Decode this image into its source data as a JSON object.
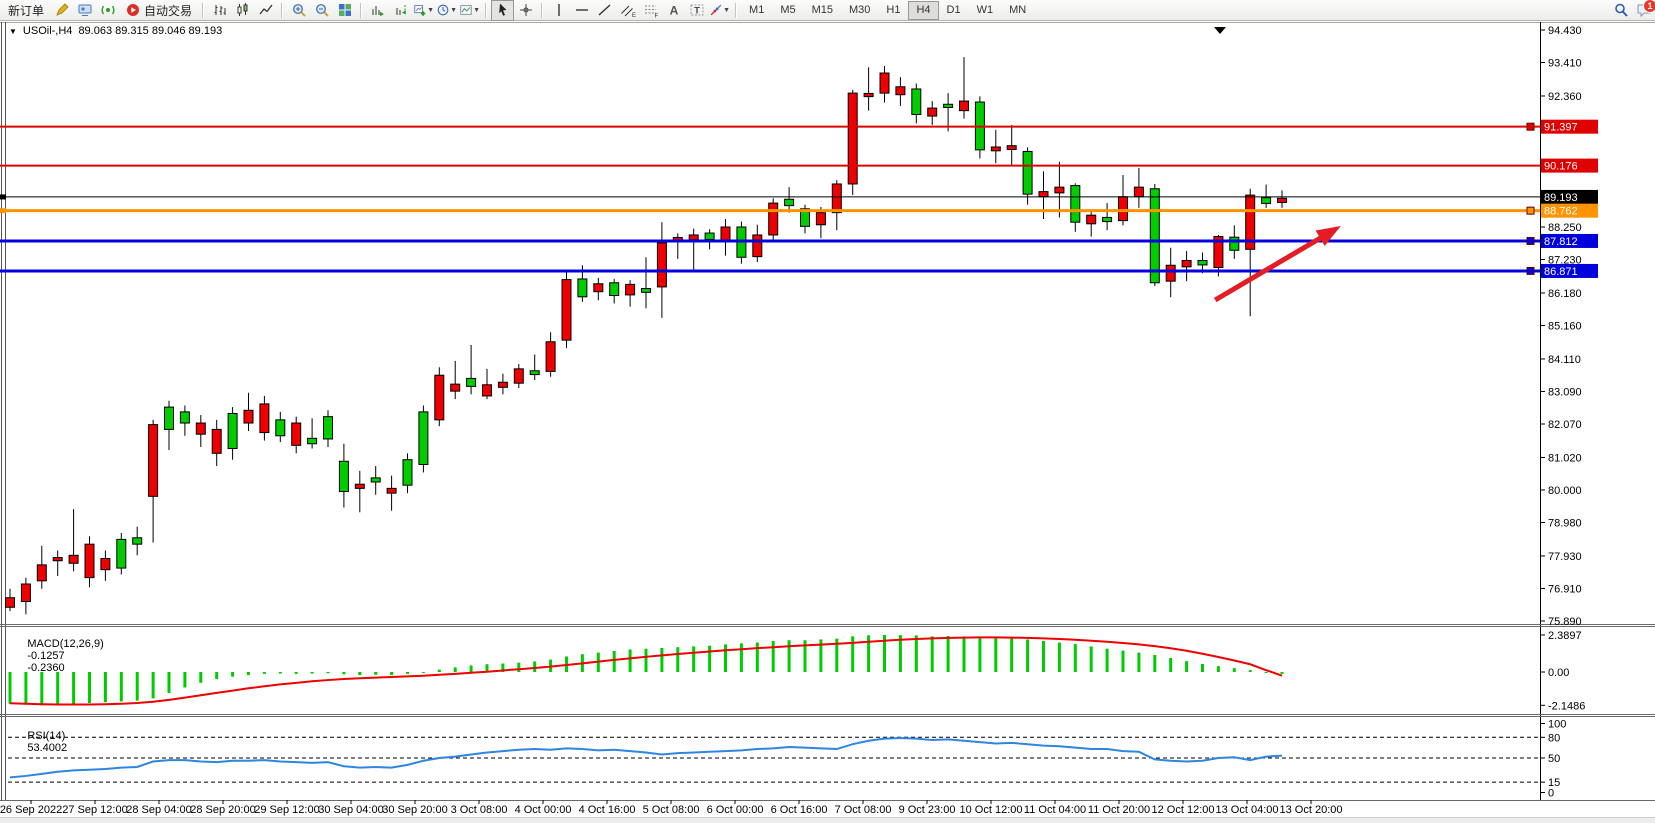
{
  "toolbar": {
    "items": [
      {
        "t": "button",
        "name": "new-order-button",
        "label": "新订单"
      },
      {
        "t": "icon",
        "name": "metaeditor-icon"
      },
      {
        "t": "icon",
        "name": "terminal-icon"
      },
      {
        "t": "icon",
        "name": "signals-icon"
      },
      {
        "t": "iconbutton",
        "name": "autotrading-button",
        "icon": "autotrading-icon",
        "label": "自动交易"
      },
      {
        "t": "sep"
      },
      {
        "t": "icon",
        "name": "bar-chart-icon"
      },
      {
        "t": "icon",
        "name": "candlestick-chart-icon"
      },
      {
        "t": "icon",
        "name": "line-chart-icon"
      },
      {
        "t": "sep"
      },
      {
        "t": "icon",
        "name": "zoom-in-icon"
      },
      {
        "t": "icon",
        "name": "zoom-out-icon"
      },
      {
        "t": "icon",
        "name": "tile-windows-icon"
      },
      {
        "t": "sep"
      },
      {
        "t": "icon",
        "name": "auto-scroll-icon"
      },
      {
        "t": "icon",
        "name": "chart-shift-icon"
      },
      {
        "t": "icon",
        "name": "new-chart-icon",
        "caret": true
      },
      {
        "t": "icon",
        "name": "periods-icon",
        "caret": true
      },
      {
        "t": "icon",
        "name": "templates-icon",
        "caret": true
      },
      {
        "t": "sep"
      },
      {
        "t": "icon",
        "name": "cursor-icon",
        "active": true
      },
      {
        "t": "icon",
        "name": "crosshair-icon"
      },
      {
        "t": "sep"
      },
      {
        "t": "icon",
        "name": "vertical-line-icon"
      },
      {
        "t": "icon",
        "name": "horizontal-line-icon"
      },
      {
        "t": "icon",
        "name": "trendline-icon"
      },
      {
        "t": "icon",
        "name": "equidistant-channel-icon"
      },
      {
        "t": "icon",
        "name": "fibonacci-icon"
      },
      {
        "t": "icon",
        "name": "text-icon"
      },
      {
        "t": "icon",
        "name": "text-label-icon"
      },
      {
        "t": "icon",
        "name": "arrows-icon",
        "caret": true
      },
      {
        "t": "sep"
      },
      {
        "t": "tf",
        "name": "timeframe-m1-button",
        "label": "M1"
      },
      {
        "t": "tf",
        "name": "timeframe-m5-button",
        "label": "M5"
      },
      {
        "t": "tf",
        "name": "timeframe-m15-button",
        "label": "M15"
      },
      {
        "t": "tf",
        "name": "timeframe-m30-button",
        "label": "M30"
      },
      {
        "t": "tf",
        "name": "timeframe-h1-button",
        "label": "H1"
      },
      {
        "t": "tf",
        "name": "timeframe-h4-button",
        "label": "H4",
        "active": true
      },
      {
        "t": "tf",
        "name": "timeframe-d1-button",
        "label": "D1"
      },
      {
        "t": "tf",
        "name": "timeframe-w1-button",
        "label": "W1"
      },
      {
        "t": "tf",
        "name": "timeframe-mn-button",
        "label": "MN"
      },
      {
        "t": "spacer"
      },
      {
        "t": "icon",
        "name": "search-icon"
      },
      {
        "t": "icon",
        "name": "chat-icon",
        "badge": "1"
      }
    ]
  },
  "chart": {
    "collapse_icon": "▼",
    "symbol_period": "USOil-,H4",
    "ohlc": "89.063 89.315 89.046 89.193"
  },
  "chart_data": {
    "type": "candlestick",
    "symbol": "USOil-",
    "period": "H4",
    "price_axis_top": 94.43,
    "price_axis_bottom": 75.89,
    "price_ticks": [
      "94.430",
      "93.410",
      "92.360",
      "88.250",
      "87.230",
      "86.180",
      "85.160",
      "84.110",
      "83.090",
      "82.070",
      "81.020",
      "80.000",
      "78.980",
      "77.930",
      "76.910",
      "75.890"
    ],
    "horizontal_levels": [
      {
        "price": 91.397,
        "label": "91.397",
        "color": "#DF0000",
        "width": 2,
        "handle": true,
        "left_mark": false
      },
      {
        "price": 90.176,
        "label": "90.176",
        "color": "#DF0000",
        "width": 2,
        "handle": false,
        "left_mark": false
      },
      {
        "price": 89.193,
        "label": "89.193",
        "color": "#000000",
        "width": 1,
        "handle": false,
        "left_mark": true
      },
      {
        "price": 88.762,
        "label": "88.762",
        "color": "#FF9400",
        "width": 3,
        "handle": true,
        "left_mark": true
      },
      {
        "price": 87.812,
        "label": "87.812",
        "color": "#0000DC",
        "width": 3,
        "handle": true,
        "left_mark": false
      },
      {
        "price": 86.871,
        "label": "86.871",
        "color": "#0000DC",
        "width": 3,
        "handle": true,
        "left_mark": false
      }
    ],
    "time_labels": [
      "26 Sep 2022",
      "27 Sep 12:00",
      "28 Sep 04:00",
      "28 Sep 20:00",
      "29 Sep 12:00",
      "30 Sep 04:00",
      "30 Sep 20:00",
      "3 Oct 08:00",
      "4 Oct 00:00",
      "4 Oct 16:00",
      "5 Oct 08:00",
      "6 Oct 00:00",
      "6 Oct 16:00",
      "7 Oct 08:00",
      "9 Oct 23:00",
      "10 Oct 12:00",
      "11 Oct 04:00",
      "11 Oct 20:00",
      "12 Oct 12:00",
      "13 Oct 04:00",
      "13 Oct 20:00"
    ],
    "candle_colors": {
      "up": "#00CC00",
      "down": "#EE0000",
      "outline": "#000000"
    },
    "candles": [
      [
        76.9,
        76.2,
        76.62,
        76.32,
        "r"
      ],
      [
        77.25,
        76.1,
        77.05,
        76.5,
        "r"
      ],
      [
        78.25,
        76.9,
        77.65,
        77.15,
        "r"
      ],
      [
        78.1,
        77.3,
        77.88,
        77.78,
        "r"
      ],
      [
        79.4,
        77.45,
        77.95,
        77.7,
        "r"
      ],
      [
        78.55,
        76.95,
        78.3,
        77.25,
        "r"
      ],
      [
        78.1,
        77.15,
        77.85,
        77.5,
        "r"
      ],
      [
        78.65,
        77.35,
        78.45,
        77.55,
        "g"
      ],
      [
        78.85,
        77.95,
        78.5,
        78.3,
        "g"
      ],
      [
        82.2,
        78.35,
        82.05,
        79.8,
        "r"
      ],
      [
        82.8,
        81.25,
        82.6,
        81.9,
        "g"
      ],
      [
        82.65,
        81.7,
        82.45,
        82.1,
        "g"
      ],
      [
        82.35,
        81.35,
        82.1,
        81.75,
        "r"
      ],
      [
        82.2,
        80.75,
        81.9,
        81.15,
        "r"
      ],
      [
        82.6,
        80.95,
        82.4,
        81.3,
        "g"
      ],
      [
        83.05,
        81.85,
        82.5,
        82.1,
        "r"
      ],
      [
        82.95,
        81.55,
        82.7,
        81.8,
        "r"
      ],
      [
        82.45,
        81.5,
        82.2,
        81.7,
        "g"
      ],
      [
        82.3,
        81.15,
        82.1,
        81.4,
        "r"
      ],
      [
        82.25,
        81.3,
        81.62,
        81.45,
        "g"
      ],
      [
        82.5,
        81.35,
        82.3,
        81.6,
        "g"
      ],
      [
        81.45,
        79.45,
        80.9,
        79.95,
        "g"
      ],
      [
        80.6,
        79.3,
        80.18,
        80.05,
        "r"
      ],
      [
        80.75,
        79.85,
        80.38,
        80.25,
        "g"
      ],
      [
        80.45,
        79.35,
        80.05,
        79.9,
        "r"
      ],
      [
        81.15,
        79.9,
        80.95,
        80.15,
        "g"
      ],
      [
        82.65,
        80.55,
        82.45,
        80.8,
        "g"
      ],
      [
        83.85,
        82.0,
        83.6,
        82.2,
        "r"
      ],
      [
        84.05,
        82.85,
        83.32,
        83.1,
        "r"
      ],
      [
        84.55,
        83.0,
        83.5,
        83.25,
        "g"
      ],
      [
        83.8,
        82.85,
        83.3,
        82.95,
        "r"
      ],
      [
        83.65,
        83.0,
        83.38,
        83.22,
        "r"
      ],
      [
        83.95,
        83.2,
        83.8,
        83.35,
        "r"
      ],
      [
        84.25,
        83.45,
        83.74,
        83.62,
        "g"
      ],
      [
        84.95,
        83.55,
        84.65,
        83.72,
        "r"
      ],
      [
        86.85,
        84.45,
        86.6,
        84.7,
        "r"
      ],
      [
        87.05,
        85.9,
        86.62,
        86.06,
        "g"
      ],
      [
        86.65,
        85.95,
        86.47,
        86.22,
        "r"
      ],
      [
        86.62,
        85.85,
        86.5,
        86.1,
        "g"
      ],
      [
        86.58,
        85.75,
        86.45,
        86.12,
        "r"
      ],
      [
        87.3,
        85.7,
        86.32,
        86.2,
        "g"
      ],
      [
        88.4,
        85.4,
        87.75,
        86.37,
        "r"
      ],
      [
        88.05,
        87.25,
        87.92,
        87.78,
        "r"
      ],
      [
        88.2,
        86.85,
        88.0,
        87.85,
        "r"
      ],
      [
        88.18,
        87.55,
        88.06,
        87.86,
        "g"
      ],
      [
        88.5,
        87.35,
        88.25,
        87.8,
        "r"
      ],
      [
        88.42,
        87.1,
        88.25,
        87.3,
        "g"
      ],
      [
        88.32,
        87.15,
        88.0,
        87.32,
        "r"
      ],
      [
        89.15,
        87.85,
        89.0,
        88.0,
        "r"
      ],
      [
        89.5,
        88.7,
        89.12,
        88.92,
        "g"
      ],
      [
        88.95,
        88.05,
        88.82,
        88.27,
        "g"
      ],
      [
        88.88,
        87.9,
        88.7,
        88.32,
        "r"
      ],
      [
        89.72,
        88.15,
        89.6,
        88.7,
        "r"
      ],
      [
        92.55,
        89.25,
        92.45,
        89.6,
        "r"
      ],
      [
        93.26,
        91.9,
        92.44,
        92.34,
        "r"
      ],
      [
        93.3,
        92.15,
        93.08,
        92.45,
        "r"
      ],
      [
        92.95,
        92.05,
        92.65,
        92.4,
        "r"
      ],
      [
        92.75,
        91.5,
        92.58,
        91.78,
        "g"
      ],
      [
        92.2,
        91.45,
        91.98,
        91.73,
        "r"
      ],
      [
        92.45,
        91.25,
        92.1,
        92.0,
        "g"
      ],
      [
        93.58,
        91.65,
        92.2,
        91.9,
        "r"
      ],
      [
        92.35,
        90.4,
        92.17,
        90.67,
        "g"
      ],
      [
        91.3,
        90.25,
        90.76,
        90.64,
        "r"
      ],
      [
        91.45,
        90.15,
        90.8,
        90.68,
        "r"
      ],
      [
        90.75,
        88.95,
        90.62,
        89.28,
        "g"
      ],
      [
        90.0,
        88.5,
        89.36,
        89.2,
        "r"
      ],
      [
        90.3,
        88.55,
        89.5,
        89.32,
        "r"
      ],
      [
        89.62,
        88.1,
        89.55,
        88.4,
        "g"
      ],
      [
        88.75,
        87.95,
        88.62,
        88.35,
        "r"
      ],
      [
        89.0,
        88.15,
        88.55,
        88.42,
        "g"
      ],
      [
        89.88,
        88.3,
        89.2,
        88.45,
        "r"
      ],
      [
        90.1,
        88.85,
        89.5,
        89.2,
        "r"
      ],
      [
        89.6,
        86.4,
        89.45,
        86.5,
        "g"
      ],
      [
        87.6,
        86.05,
        87.05,
        86.55,
        "r"
      ],
      [
        87.5,
        86.55,
        87.2,
        87.0,
        "r"
      ],
      [
        87.45,
        86.8,
        87.2,
        87.06,
        "g"
      ],
      [
        88.0,
        86.7,
        87.95,
        86.98,
        "r"
      ],
      [
        88.3,
        87.25,
        87.93,
        87.52,
        "g"
      ],
      [
        89.45,
        85.45,
        89.25,
        87.55,
        "r"
      ],
      [
        89.58,
        88.85,
        89.17,
        88.99,
        "g"
      ],
      [
        89.4,
        88.85,
        89.15,
        89.02,
        "r"
      ]
    ],
    "macd": {
      "label": "MACD(12,26,9)",
      "main_value": "-0.1257",
      "signal_value": "-0.2360",
      "axis_ticks": [
        {
          "label": "2.3897",
          "v": 2.3897
        },
        {
          "label": "0.00",
          "v": 0
        },
        {
          "label": "-2.1486",
          "v": -2.1486
        }
      ],
      "colors": {
        "histogram": "#00CC00",
        "signal": "#EE0000"
      },
      "histogram": [
        -2.05,
        -2.1,
        -2.15,
        -2.1,
        -2.05,
        -2.0,
        -1.95,
        -1.9,
        -1.85,
        -1.7,
        -1.35,
        -1.0,
        -0.7,
        -0.45,
        -0.3,
        -0.2,
        -0.12,
        -0.1,
        -0.12,
        -0.1,
        -0.08,
        -0.15,
        -0.2,
        -0.18,
        -0.2,
        -0.12,
        0.0,
        0.15,
        0.3,
        0.42,
        0.5,
        0.55,
        0.6,
        0.68,
        0.8,
        1.0,
        1.15,
        1.25,
        1.35,
        1.45,
        1.5,
        1.55,
        1.6,
        1.65,
        1.7,
        1.78,
        1.85,
        1.9,
        2.0,
        2.05,
        2.05,
        2.1,
        2.15,
        2.3,
        2.37,
        2.3897,
        2.38,
        2.36,
        2.3,
        2.32,
        2.3,
        2.25,
        2.2,
        2.18,
        2.1,
        2.0,
        1.9,
        1.8,
        1.65,
        1.5,
        1.38,
        1.25,
        1.1,
        0.9,
        0.7,
        0.52,
        0.38,
        0.25,
        0.12,
        0.0,
        -0.1257
      ],
      "signal": [
        -2.02,
        -2.05,
        -2.08,
        -2.1,
        -2.1,
        -2.1,
        -2.08,
        -2.05,
        -2.0,
        -1.92,
        -1.8,
        -1.65,
        -1.5,
        -1.35,
        -1.2,
        -1.05,
        -0.92,
        -0.8,
        -0.7,
        -0.6,
        -0.52,
        -0.45,
        -0.4,
        -0.36,
        -0.32,
        -0.28,
        -0.24,
        -0.18,
        -0.12,
        -0.05,
        0.02,
        0.1,
        0.18,
        0.26,
        0.35,
        0.45,
        0.56,
        0.67,
        0.78,
        0.88,
        0.98,
        1.07,
        1.16,
        1.24,
        1.32,
        1.4,
        1.47,
        1.54,
        1.6,
        1.66,
        1.72,
        1.77,
        1.82,
        1.88,
        1.95,
        2.02,
        2.08,
        2.13,
        2.17,
        2.2,
        2.22,
        2.23,
        2.23,
        2.22,
        2.2,
        2.17,
        2.13,
        2.08,
        2.02,
        1.95,
        1.87,
        1.78,
        1.67,
        1.53,
        1.37,
        1.18,
        0.97,
        0.74,
        0.5,
        0.12,
        -0.236
      ]
    },
    "rsi": {
      "label": "RSI(14)",
      "value": "53.4002",
      "axis_ticks": [
        {
          "label": "100",
          "v": 100
        },
        {
          "label": "80",
          "v": 80
        },
        {
          "label": "50",
          "v": 50
        },
        {
          "label": "15",
          "v": 15
        },
        {
          "label": "0",
          "v": 0
        }
      ],
      "dashed_levels": [
        80,
        50,
        15
      ],
      "color": "#2E86E0",
      "values": [
        22,
        24,
        27,
        30,
        32,
        33,
        34,
        36,
        37,
        45,
        47,
        47,
        45,
        44,
        46,
        46,
        47,
        45,
        44,
        43,
        44,
        38,
        36,
        37,
        36,
        40,
        46,
        50,
        52,
        55,
        58,
        60,
        62,
        63,
        62,
        64,
        63,
        61,
        62,
        60,
        58,
        55,
        57,
        58,
        59,
        60,
        61,
        63,
        64,
        66,
        65,
        64,
        63,
        70,
        75,
        78,
        79,
        78,
        76,
        77,
        75,
        73,
        71,
        72,
        70,
        68,
        67,
        65,
        63,
        63,
        60,
        59,
        48,
        46,
        45,
        46,
        50,
        51,
        47,
        52,
        53.4
      ]
    },
    "annotation_arrow": {
      "color": "#E51C23",
      "from_bar": 75.8,
      "from_price": 85.96,
      "to_bar": 83.7,
      "to_price": 88.28
    }
  }
}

:: Description of the task ::
Identify how many lines in the entries above contain the word "autotrading" and provide only that figure.

:: Expected output ::
2